- [WHAT TO DO]: Write out the material exactly, leaving every picture behind.

- [ENTRIES]:

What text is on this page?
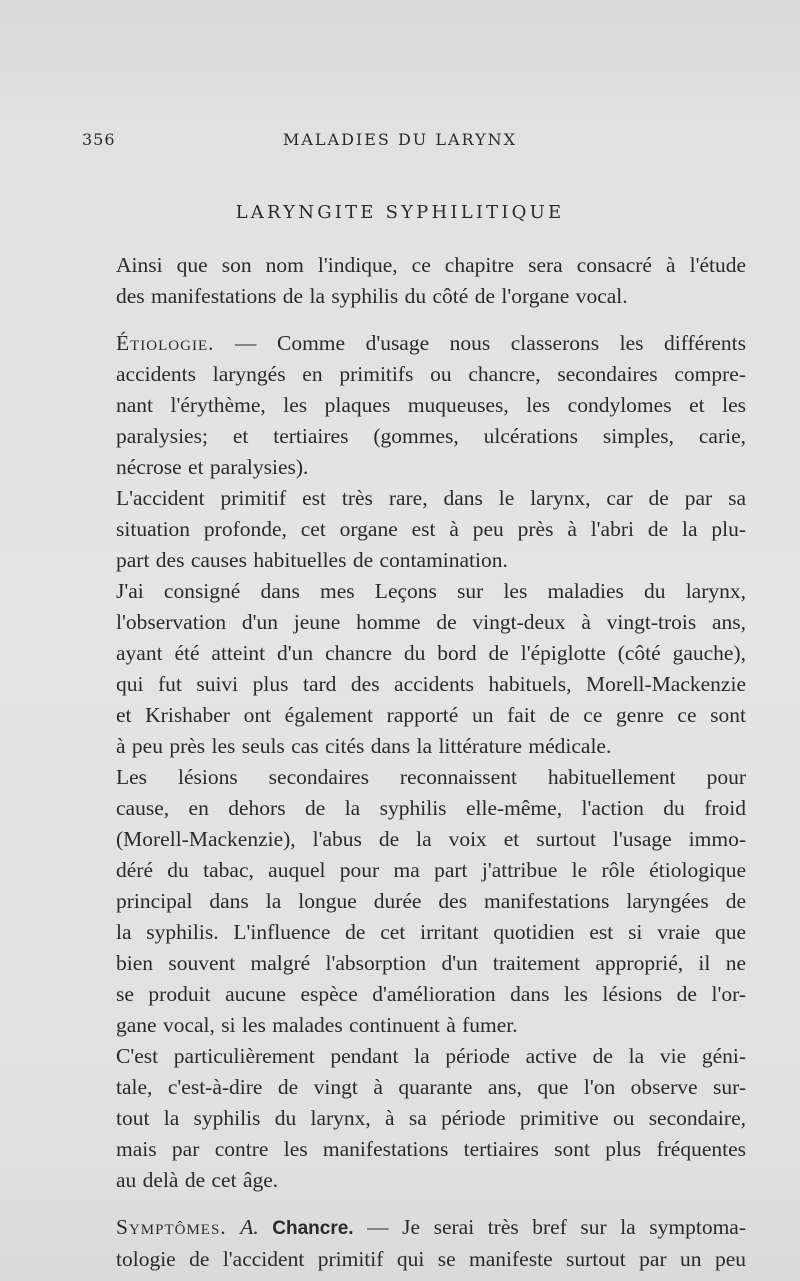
356	MALADIES DU LARYNX
LARYNGITE SYPHILITIQUE

Ainsi que son nom l'indique, ce chapitre sera consacré à l'étude
des manifestations de la syphilis du côté de l'organe vocal.

Étiologie. — Comme d'usage nous classerons les différents
accidents laryngés en primitifs ou chancre, secondaires compre-
nant l'érythème, les plaques muqueuses, les condylomes et les
paralysies; et tertiaires (gommes, ulcérations simples, carie,
nécrose et paralysies).

L'accident primitif est très rare, dans le larynx, car de par sa
situation profonde, cet organe est à peu près à l'abri de la plu-
part des causes habituelles de contamination.

J'ai consigné dans mes Leçons sur les maladies du larynx,
l'observation d'un jeune homme de vingt-deux à vingt-trois ans,
ayant été atteint d'un chancre du bord de l'épiglotte (côté gauche),
qui fut suivi plus tard des accidents habituels, Morell-Mackenzie
et Krishaber ont également rapporté un fait de ce genre ce sont
à peu près les seuls cas cités dans la littérature médicale.

Les lésions secondaires reconnaissent habituellement pour
cause, en dehors de la syphilis elle-même, l'action du froid
(Morell-Mackenzie), l'abus de la voix et surtout l'usage immo-
déré du tabac, auquel pour ma part j'attribue le rôle étiologique
principal dans la longue durée des manifestations laryngées de
la syphilis. L'influence de cet irritant quotidien est si vraie que
bien souvent malgré l'absorption d'un traitement approprié, il ne
se produit aucune espèce d'amélioration dans les lésions de l'or-
gane vocal, si les malades continuent à fumer.

C'est particulièrement pendant la période active de la vie géni-
tale, c'est-à-dire de vingt à quarante ans, que l'on observe sur-
tout la syphilis du larynx, à sa période primitive ou secondaire,
mais par contre les manifestations tertiaires sont plus fréquentes
au delà de cet âge.

Symptômes. A. Chancre. — Je serai très bref sur la symptoma-
tologie de l'accident primitif qui se manifeste surtout par un peu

- [EXPECTED OUTPUT]:
What text is on this page?
356	MALADIES DU LARYNX
LARYNGITE SYPHILITIQUE

Ainsi que son nom l'indique, ce chapitre sera consacré à l'étude
des manifestations de la syphilis du côté de l'organe vocal.

Étiologie. — Comme d'usage nous classerons les différents
accidents laryngés en primitifs ou chancre, secondaires compre-
nant l'érythème, les plaques muqueuses, les condylomes et les
paralysies; et tertiaires (gommes, ulcérations simples, carie,
nécrose et paralysies).

L'accident primitif est très rare, dans le larynx, car de par sa
situation profonde, cet organe est à peu près à l'abri de la plu-
part des causes habituelles de contamination.

J'ai consigné dans mes Leçons sur les maladies du larynx,
l'observation d'un jeune homme de vingt-deux à vingt-trois ans,
ayant été atteint d'un chancre du bord de l'épiglotte (côté gauche),
qui fut suivi plus tard des accidents habituels, Morell-Mackenzie
et Krishaber ont également rapporté un fait de ce genre ce sont
à peu près les seuls cas cités dans la littérature médicale.

Les lésions secondaires reconnaissent habituellement pour
cause, en dehors de la syphilis elle-même, l'action du froid
(Morell-Mackenzie), l'abus de la voix et surtout l'usage immo-
déré du tabac, auquel pour ma part j'attribue le rôle étiologique
principal dans la longue durée des manifestations laryngées de
la syphilis. L'influence de cet irritant quotidien est si vraie que
bien souvent malgré l'absorption d'un traitement approprié, il ne
se produit aucune espèce d'amélioration dans les lésions de l'or-
gane vocal, si les malades continuent à fumer.

C'est particulièrement pendant la période active de la vie géni-
tale, c'est-à-dire de vingt à quarante ans, que l'on observe sur-
tout la syphilis du larynx, à sa période primitive ou secondaire,
mais par contre les manifestations tertiaires sont plus fréquentes
au delà de cet âge.

Symptômes. A. Chancre. — Je serai très bref sur la symptoma-
tologie de l'accident primitif qui se manifeste surtout par un peu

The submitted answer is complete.